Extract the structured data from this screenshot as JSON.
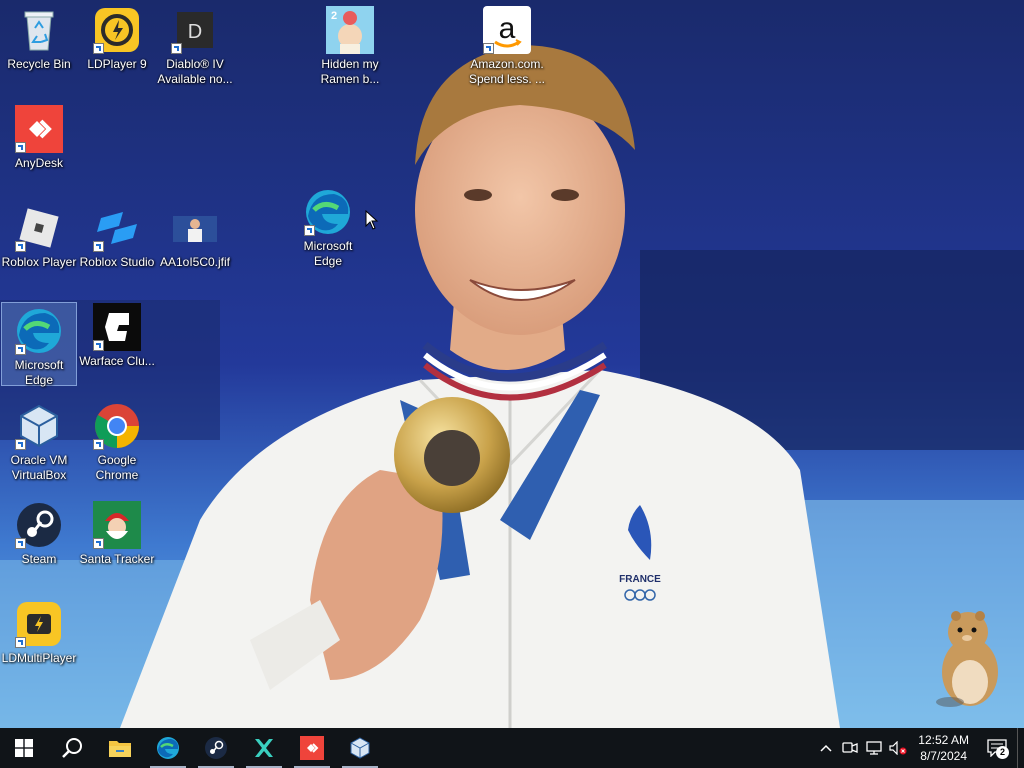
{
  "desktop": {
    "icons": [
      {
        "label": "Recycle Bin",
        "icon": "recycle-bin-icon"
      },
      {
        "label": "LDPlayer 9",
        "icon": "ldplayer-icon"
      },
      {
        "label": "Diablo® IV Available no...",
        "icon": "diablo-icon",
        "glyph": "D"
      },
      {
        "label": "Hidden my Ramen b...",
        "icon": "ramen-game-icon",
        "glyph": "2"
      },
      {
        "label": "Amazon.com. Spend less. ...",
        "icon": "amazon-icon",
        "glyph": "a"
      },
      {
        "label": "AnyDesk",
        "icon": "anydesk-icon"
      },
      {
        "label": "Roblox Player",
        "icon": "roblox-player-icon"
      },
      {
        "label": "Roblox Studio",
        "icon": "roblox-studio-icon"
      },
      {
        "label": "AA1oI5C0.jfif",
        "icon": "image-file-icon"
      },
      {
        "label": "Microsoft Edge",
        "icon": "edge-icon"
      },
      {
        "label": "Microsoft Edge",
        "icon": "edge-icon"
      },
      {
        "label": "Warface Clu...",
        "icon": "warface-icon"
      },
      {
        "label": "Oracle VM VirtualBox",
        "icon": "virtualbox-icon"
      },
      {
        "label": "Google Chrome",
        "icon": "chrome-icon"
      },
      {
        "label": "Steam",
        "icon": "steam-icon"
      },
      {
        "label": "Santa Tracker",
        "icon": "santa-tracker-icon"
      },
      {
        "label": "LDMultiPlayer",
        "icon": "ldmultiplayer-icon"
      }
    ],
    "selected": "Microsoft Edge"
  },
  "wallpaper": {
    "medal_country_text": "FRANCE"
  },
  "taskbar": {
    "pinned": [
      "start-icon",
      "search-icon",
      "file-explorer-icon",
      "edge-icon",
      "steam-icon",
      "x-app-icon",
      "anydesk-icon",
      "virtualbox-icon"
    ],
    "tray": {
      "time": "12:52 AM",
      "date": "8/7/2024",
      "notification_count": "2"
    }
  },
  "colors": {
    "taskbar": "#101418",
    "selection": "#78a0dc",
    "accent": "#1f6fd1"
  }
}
☆ ☆ ☆ ☆ ☆
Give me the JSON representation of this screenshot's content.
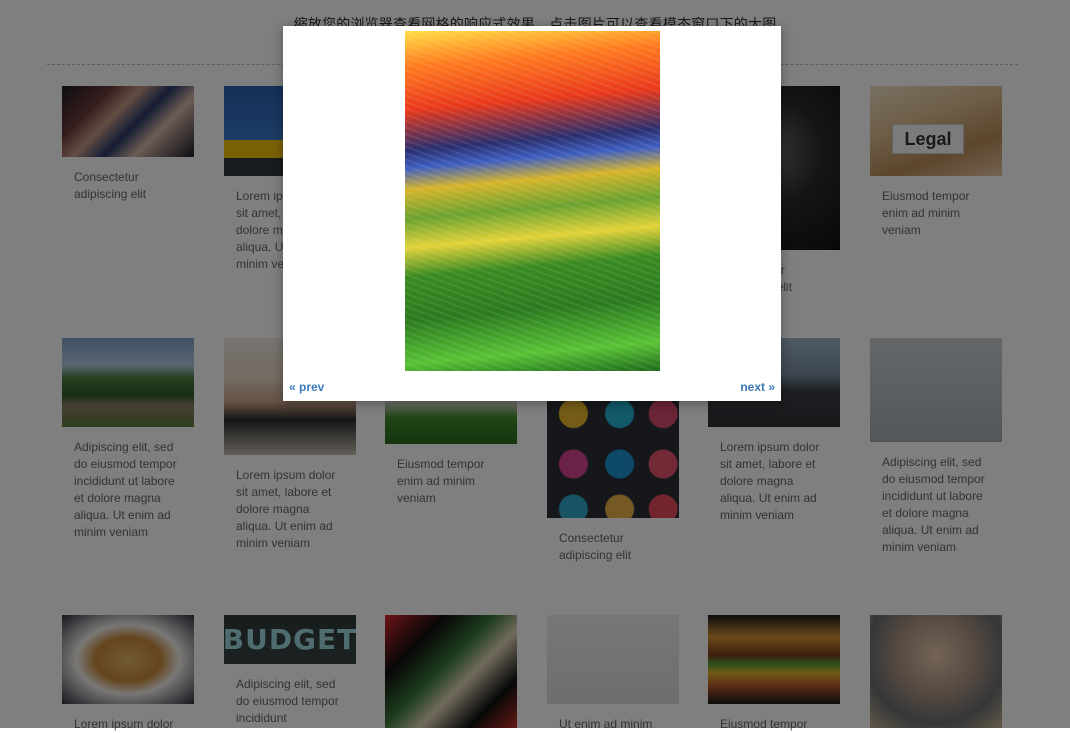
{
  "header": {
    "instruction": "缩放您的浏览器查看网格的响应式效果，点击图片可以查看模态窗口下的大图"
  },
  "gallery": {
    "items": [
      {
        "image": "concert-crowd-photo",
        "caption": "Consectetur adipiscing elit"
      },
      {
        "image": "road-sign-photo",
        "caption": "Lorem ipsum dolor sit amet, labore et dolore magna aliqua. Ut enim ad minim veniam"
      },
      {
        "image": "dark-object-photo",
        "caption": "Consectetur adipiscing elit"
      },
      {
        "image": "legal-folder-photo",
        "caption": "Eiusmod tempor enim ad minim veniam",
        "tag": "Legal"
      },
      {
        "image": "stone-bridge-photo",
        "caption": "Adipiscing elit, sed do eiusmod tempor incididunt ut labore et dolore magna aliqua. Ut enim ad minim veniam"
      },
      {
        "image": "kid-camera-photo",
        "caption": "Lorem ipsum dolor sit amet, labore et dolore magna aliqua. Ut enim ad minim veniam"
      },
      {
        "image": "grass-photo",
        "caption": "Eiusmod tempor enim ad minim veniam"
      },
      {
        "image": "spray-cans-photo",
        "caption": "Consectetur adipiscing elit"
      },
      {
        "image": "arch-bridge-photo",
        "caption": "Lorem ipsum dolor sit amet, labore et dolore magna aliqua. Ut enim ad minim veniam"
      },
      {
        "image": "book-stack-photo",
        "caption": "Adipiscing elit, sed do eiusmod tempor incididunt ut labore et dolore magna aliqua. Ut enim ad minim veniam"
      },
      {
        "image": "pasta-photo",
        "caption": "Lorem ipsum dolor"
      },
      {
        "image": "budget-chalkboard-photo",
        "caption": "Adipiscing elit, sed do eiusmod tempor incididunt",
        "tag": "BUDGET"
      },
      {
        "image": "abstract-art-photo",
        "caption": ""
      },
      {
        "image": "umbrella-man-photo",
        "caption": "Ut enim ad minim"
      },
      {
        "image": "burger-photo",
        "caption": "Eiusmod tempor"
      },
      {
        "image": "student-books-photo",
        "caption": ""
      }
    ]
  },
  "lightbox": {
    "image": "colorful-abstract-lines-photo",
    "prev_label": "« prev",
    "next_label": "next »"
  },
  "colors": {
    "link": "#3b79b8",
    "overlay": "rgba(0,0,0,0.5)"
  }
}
☆ ☆ ☆ ☆ ☆
What you need to do: Tally up how many lines in the preceding listing contain the word "screenshot". Give nothing but the number.

Full output: 2